#### Input records

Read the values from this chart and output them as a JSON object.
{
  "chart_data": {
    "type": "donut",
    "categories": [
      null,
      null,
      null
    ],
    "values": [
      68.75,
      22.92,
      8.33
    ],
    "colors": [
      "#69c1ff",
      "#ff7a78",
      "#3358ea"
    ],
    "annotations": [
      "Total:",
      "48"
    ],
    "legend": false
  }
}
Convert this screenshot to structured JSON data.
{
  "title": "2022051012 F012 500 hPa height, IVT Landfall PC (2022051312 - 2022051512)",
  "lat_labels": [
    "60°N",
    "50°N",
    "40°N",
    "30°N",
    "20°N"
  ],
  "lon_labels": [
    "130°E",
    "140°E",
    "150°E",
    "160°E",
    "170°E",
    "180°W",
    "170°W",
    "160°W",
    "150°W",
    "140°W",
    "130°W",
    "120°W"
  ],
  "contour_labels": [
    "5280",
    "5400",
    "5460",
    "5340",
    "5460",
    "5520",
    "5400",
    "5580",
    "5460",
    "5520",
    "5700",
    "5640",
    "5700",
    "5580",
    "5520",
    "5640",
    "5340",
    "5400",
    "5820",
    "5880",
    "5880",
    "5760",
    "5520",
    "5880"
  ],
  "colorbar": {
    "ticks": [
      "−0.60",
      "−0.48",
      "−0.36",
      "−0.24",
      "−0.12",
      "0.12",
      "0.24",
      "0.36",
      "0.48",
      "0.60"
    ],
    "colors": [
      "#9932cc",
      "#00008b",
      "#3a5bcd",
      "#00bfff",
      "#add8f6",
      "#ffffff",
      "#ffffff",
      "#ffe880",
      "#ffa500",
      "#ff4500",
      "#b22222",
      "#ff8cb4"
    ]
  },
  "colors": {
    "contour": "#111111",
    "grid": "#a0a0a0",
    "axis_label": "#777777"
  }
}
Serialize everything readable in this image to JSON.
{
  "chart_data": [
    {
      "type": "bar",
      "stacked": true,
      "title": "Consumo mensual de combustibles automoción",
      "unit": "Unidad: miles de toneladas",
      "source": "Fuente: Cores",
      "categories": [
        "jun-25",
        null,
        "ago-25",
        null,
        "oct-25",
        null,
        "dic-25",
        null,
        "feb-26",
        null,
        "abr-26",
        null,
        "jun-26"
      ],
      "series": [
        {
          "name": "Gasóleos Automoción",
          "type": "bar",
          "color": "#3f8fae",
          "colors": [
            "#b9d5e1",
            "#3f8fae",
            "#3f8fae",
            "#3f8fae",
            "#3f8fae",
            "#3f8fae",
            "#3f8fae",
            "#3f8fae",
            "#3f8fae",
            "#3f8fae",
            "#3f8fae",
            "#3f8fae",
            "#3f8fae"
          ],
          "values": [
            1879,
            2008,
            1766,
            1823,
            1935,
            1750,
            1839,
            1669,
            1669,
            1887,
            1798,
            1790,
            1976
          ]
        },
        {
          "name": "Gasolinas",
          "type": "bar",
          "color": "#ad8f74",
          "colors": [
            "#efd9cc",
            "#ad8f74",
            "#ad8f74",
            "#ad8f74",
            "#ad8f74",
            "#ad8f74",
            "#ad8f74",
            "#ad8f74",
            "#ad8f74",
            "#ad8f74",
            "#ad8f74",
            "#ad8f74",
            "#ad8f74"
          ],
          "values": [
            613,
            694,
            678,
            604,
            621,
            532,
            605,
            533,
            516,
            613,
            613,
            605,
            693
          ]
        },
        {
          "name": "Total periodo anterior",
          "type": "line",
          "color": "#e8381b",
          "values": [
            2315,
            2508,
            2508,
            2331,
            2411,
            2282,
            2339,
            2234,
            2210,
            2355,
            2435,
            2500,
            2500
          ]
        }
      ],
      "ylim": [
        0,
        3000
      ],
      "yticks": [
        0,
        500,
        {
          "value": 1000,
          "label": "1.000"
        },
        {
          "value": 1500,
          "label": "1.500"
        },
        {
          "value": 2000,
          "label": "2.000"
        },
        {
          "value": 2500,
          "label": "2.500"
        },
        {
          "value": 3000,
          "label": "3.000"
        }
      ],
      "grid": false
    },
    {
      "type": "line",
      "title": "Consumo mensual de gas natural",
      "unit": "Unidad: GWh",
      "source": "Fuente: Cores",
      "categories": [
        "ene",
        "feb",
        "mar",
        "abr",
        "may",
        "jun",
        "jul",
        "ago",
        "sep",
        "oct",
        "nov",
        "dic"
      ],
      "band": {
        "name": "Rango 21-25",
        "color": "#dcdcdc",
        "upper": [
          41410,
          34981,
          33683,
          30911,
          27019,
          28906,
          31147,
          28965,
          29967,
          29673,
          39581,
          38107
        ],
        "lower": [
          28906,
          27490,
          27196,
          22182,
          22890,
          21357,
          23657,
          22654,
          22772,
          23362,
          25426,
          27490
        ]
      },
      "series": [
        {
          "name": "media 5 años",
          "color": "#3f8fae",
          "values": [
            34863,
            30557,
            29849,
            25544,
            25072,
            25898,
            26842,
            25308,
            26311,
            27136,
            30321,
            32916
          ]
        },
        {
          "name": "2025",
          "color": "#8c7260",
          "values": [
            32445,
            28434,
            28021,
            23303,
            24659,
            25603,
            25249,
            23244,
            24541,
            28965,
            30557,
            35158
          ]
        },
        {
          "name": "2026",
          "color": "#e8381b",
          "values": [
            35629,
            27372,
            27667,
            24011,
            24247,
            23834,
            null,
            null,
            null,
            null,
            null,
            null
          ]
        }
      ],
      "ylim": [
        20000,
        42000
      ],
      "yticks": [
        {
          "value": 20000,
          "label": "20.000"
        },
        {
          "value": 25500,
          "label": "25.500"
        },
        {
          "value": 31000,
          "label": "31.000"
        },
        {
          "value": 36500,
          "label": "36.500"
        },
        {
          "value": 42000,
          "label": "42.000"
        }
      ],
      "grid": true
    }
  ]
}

########

Task to carry out | List all lines from the entries that include the word "type".

Result |
    "type": "donut",
      "type": "bar",
          "type": "bar",
          "type": "bar",
          "type": "line",
      "type": "line",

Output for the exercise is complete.